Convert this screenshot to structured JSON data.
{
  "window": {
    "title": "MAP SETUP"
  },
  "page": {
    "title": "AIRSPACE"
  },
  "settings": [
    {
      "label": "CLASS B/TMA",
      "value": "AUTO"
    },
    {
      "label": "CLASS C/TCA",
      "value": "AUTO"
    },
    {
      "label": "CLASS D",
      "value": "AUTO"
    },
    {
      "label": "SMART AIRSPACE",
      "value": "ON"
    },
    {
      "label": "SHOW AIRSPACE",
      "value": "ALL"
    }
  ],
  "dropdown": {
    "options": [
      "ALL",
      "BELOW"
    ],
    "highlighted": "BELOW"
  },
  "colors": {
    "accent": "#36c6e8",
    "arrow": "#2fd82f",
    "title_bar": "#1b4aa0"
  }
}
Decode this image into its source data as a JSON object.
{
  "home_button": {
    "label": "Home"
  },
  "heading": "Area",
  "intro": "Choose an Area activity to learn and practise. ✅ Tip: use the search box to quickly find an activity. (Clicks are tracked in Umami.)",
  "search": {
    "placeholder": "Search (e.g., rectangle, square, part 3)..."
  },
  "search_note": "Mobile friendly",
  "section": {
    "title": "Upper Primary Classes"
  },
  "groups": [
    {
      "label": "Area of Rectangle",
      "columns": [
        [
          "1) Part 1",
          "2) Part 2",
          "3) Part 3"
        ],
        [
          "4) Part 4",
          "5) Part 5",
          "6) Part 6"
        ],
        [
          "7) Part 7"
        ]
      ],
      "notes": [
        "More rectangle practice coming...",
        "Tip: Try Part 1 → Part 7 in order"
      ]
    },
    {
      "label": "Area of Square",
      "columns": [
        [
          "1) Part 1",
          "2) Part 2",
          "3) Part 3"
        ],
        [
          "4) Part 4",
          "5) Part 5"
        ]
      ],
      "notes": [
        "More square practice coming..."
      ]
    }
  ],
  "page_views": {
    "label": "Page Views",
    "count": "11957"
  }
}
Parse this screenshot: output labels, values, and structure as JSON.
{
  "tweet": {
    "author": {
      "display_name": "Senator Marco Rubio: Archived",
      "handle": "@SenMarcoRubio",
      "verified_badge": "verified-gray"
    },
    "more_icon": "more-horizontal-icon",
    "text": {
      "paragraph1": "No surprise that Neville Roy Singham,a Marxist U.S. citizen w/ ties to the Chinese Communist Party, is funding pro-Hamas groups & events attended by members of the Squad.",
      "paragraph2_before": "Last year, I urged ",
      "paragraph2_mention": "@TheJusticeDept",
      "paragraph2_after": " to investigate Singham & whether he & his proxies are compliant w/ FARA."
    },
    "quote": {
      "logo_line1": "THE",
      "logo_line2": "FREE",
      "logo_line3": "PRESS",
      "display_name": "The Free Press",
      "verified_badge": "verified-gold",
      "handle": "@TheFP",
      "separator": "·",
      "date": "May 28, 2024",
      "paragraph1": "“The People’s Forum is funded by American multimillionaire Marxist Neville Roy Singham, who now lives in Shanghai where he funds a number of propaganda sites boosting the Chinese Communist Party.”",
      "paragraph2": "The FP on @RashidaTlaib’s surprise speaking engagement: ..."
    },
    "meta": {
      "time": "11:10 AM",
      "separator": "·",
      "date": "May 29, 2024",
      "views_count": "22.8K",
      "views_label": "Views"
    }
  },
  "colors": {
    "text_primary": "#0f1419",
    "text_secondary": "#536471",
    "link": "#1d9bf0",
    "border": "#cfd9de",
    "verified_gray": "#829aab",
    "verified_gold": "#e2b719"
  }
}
··········
_Your goal_: Print the whole listing again, exactly.

_Response to this exercise_:
Convert this screenshot to structured JSON data.
{
  "window": {
    "title": "MAP SETUP"
  },
  "page": {
    "title": "AIRSPACE"
  },
  "settings": [
    {
      "label": "CLASS B/TMA",
      "value": "AUTO"
    },
    {
      "label": "CLASS C/TCA",
      "value": "AUTO"
    },
    {
      "label": "CLASS D",
      "value": "AUTO"
    },
    {
      "label": "SMART AIRSPACE",
      "value": "ON"
    },
    {
      "label": "SHOW AIRSPACE",
      "value": "ALL"
    }
  ],
  "dropdown": {
    "options": [
      "ALL",
      "BELOW"
    ],
    "highlighted": "BELOW"
  },
  "colors": {
    "accent": "#36c6e8",
    "arrow": "#2fd82f",
    "title_bar": "#1b4aa0"
  }
}
Decode this image into its source data as a JSON object.
{
  "home_button": {
    "label": "Home"
  },
  "heading": "Area",
  "intro": "Choose an Area activity to learn and practise. ✅ Tip: use the search box to quickly find an activity. (Clicks are tracked in Umami.)",
  "search": {
    "placeholder": "Search (e.g., rectangle, square, part 3)..."
  },
  "search_note": "Mobile friendly",
  "section": {
    "title": "Upper Primary Classes"
  },
  "groups": [
    {
      "label": "Area of Rectangle",
      "columns": [
        [
          "1) Part 1",
          "2) Part 2",
          "3) Part 3"
        ],
        [
          "4) Part 4",
          "5) Part 5",
          "6) Part 6"
        ],
        [
          "7) Part 7"
        ]
      ],
      "notes": [
        "More rectangle practice coming...",
        "Tip: Try Part 1 → Part 7 in order"
      ]
    },
    {
      "label": "Area of Square",
      "columns": [
        [
          "1) Part 1",
          "2) Part 2",
          "3) Part 3"
        ],
        [
          "4) Part 4",
          "5) Part 5"
        ]
      ],
      "notes": [
        "More square practice coming..."
      ]
    }
  ],
  "page_views": {
    "label": "Page Views",
    "count": "11957"
  }
}
Parse this screenshot: output labels, values, and structure as JSON.
{
  "tweet": {
    "author": {
      "display_name": "Senator Marco Rubio: Archived",
      "handle": "@SenMarcoRubio",
      "verified_badge": "verified-gray"
    },
    "more_icon": "more-horizontal-icon",
    "text": {
      "paragraph1": "No surprise that Neville Roy Singham,a Marxist U.S. citizen w/ ties to the Chinese Communist Party, is funding pro-Hamas groups & events attended by members of the Squad.",
      "paragraph2_before": "Last year, I urged ",
      "paragraph2_mention": "@TheJusticeDept",
      "paragraph2_after": " to investigate Singham & whether he & his proxies are compliant w/ FARA."
    },
    "quote": {
      "logo_line1": "THE",
      "logo_line2": "FREE",
      "logo_line3": "PRESS",
      "display_name": "The Free Press",
      "verified_badge": "verified-gold",
      "handle": "@TheFP",
      "separator": "·",
      "date": "May 28, 2024",
      "paragraph1": "“The People’s Forum is funded by American multimillionaire Marxist Neville Roy Singham, who now lives in Shanghai where he funds a number of propaganda sites boosting the Chinese Communist Party.”",
      "paragraph2": "The FP on @RashidaTlaib’s surprise speaking engagement: ..."
    },
    "meta": {
      "time": "11:10 AM",
      "separator": "·",
      "date": "May 29, 2024",
      "views_count": "22.8K",
      "views_label": "Views"
    }
  },
  "colors": {
    "text_primary": "#0f1419",
    "text_secondary": "#536471",
    "link": "#1d9bf0",
    "border": "#cfd9de",
    "verified_gray": "#829aab",
    "verified_gold": "#e2b719"
  }
}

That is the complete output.